Directions for this task
Repeat the material below exactly, line for line.

Figure record extracts:
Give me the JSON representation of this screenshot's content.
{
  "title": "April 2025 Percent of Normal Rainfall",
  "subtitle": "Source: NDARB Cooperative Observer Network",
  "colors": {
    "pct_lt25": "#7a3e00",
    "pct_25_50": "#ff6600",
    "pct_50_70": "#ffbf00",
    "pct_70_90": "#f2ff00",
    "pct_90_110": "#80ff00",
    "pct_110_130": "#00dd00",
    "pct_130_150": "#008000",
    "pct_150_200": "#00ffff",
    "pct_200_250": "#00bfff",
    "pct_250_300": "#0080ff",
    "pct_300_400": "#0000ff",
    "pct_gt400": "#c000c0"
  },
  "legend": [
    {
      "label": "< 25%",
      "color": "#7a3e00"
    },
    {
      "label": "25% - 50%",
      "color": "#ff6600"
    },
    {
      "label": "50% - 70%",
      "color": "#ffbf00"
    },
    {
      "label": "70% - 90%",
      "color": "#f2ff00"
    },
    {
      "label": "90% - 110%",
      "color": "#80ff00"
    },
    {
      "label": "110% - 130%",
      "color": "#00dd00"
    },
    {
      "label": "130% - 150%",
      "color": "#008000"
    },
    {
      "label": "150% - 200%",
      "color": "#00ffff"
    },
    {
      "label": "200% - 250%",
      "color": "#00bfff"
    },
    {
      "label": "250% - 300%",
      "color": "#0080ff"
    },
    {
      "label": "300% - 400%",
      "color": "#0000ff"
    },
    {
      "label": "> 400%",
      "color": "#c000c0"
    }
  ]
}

Response for this exercise
Give me the JSON representation of this screenshot's content.
{
  "title": "April 2025 Percent of Normal Rainfall",
  "subtitle": "Source: NDARB Cooperative Observer Network",
  "colors": {
    "pct_lt25": "#7a3e00",
    "pct_25_50": "#ff6600",
    "pct_50_70": "#ffbf00",
    "pct_70_90": "#f2ff00",
    "pct_90_110": "#80ff00",
    "pct_110_130": "#00dd00",
    "pct_130_150": "#008000",
    "pct_150_200": "#00ffff",
    "pct_200_250": "#00bfff",
    "pct_250_300": "#0080ff",
    "pct_300_400": "#0000ff",
    "pct_gt400": "#c000c0"
  },
  "legend": [
    {
      "label": "< 25%",
      "color": "#7a3e00"
    },
    {
      "label": "25% - 50%",
      "color": "#ff6600"
    },
    {
      "label": "50% - 70%",
      "color": "#ffbf00"
    },
    {
      "label": "70% - 90%",
      "color": "#f2ff00"
    },
    {
      "label": "90% - 110%",
      "color": "#80ff00"
    },
    {
      "label": "110% - 130%",
      "color": "#00dd00"
    },
    {
      "label": "130% - 150%",
      "color": "#008000"
    },
    {
      "label": "150% - 200%",
      "color": "#00ffff"
    },
    {
      "label": "200% - 250%",
      "color": "#00bfff"
    },
    {
      "label": "250% - 300%",
      "color": "#0080ff"
    },
    {
      "label": "300% - 400%",
      "color": "#0000ff"
    },
    {
      "label": "> 400%",
      "color": "#c000c0"
    }
  ]
}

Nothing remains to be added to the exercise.